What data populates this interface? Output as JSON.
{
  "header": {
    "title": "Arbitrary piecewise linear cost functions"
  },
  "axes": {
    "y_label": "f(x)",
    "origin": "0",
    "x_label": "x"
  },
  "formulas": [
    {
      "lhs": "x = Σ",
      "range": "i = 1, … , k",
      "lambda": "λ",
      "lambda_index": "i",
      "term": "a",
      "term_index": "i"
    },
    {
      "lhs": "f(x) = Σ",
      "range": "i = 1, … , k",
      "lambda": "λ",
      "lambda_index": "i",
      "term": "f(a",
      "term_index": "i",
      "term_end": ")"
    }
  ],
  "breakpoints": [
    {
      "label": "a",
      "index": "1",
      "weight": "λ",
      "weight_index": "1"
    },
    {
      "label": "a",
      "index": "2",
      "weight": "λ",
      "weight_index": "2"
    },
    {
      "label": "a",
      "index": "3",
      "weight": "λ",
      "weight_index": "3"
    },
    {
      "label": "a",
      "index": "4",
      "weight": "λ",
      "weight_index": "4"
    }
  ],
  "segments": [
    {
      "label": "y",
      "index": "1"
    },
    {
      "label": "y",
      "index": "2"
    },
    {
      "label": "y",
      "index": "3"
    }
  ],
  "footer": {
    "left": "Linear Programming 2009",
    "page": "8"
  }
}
-.-.-
* Exercise requirements *
Go through the material above line by line and copy it exactly.

* Solution to the problem *
What data populates this interface? Output as JSON.
{
  "header": {
    "title": "Arbitrary piecewise linear cost functions"
  },
  "axes": {
    "y_label": "f(x)",
    "origin": "0",
    "x_label": "x"
  },
  "formulas": [
    {
      "lhs": "x = Σ",
      "range": "i = 1, … , k",
      "lambda": "λ",
      "lambda_index": "i",
      "term": "a",
      "term_index": "i"
    },
    {
      "lhs": "f(x) = Σ",
      "range": "i = 1, … , k",
      "lambda": "λ",
      "lambda_index": "i",
      "term": "f(a",
      "term_index": "i",
      "term_end": ")"
    }
  ],
  "breakpoints": [
    {
      "label": "a",
      "index": "1",
      "weight": "λ",
      "weight_index": "1"
    },
    {
      "label": "a",
      "index": "2",
      "weight": "λ",
      "weight_index": "2"
    },
    {
      "label": "a",
      "index": "3",
      "weight": "λ",
      "weight_index": "3"
    },
    {
      "label": "a",
      "index": "4",
      "weight": "λ",
      "weight_index": "4"
    }
  ],
  "segments": [
    {
      "label": "y",
      "index": "1"
    },
    {
      "label": "y",
      "index": "2"
    },
    {
      "label": "y",
      "index": "3"
    }
  ],
  "footer": {
    "left": "Linear Programming 2009",
    "page": "8"
  }
}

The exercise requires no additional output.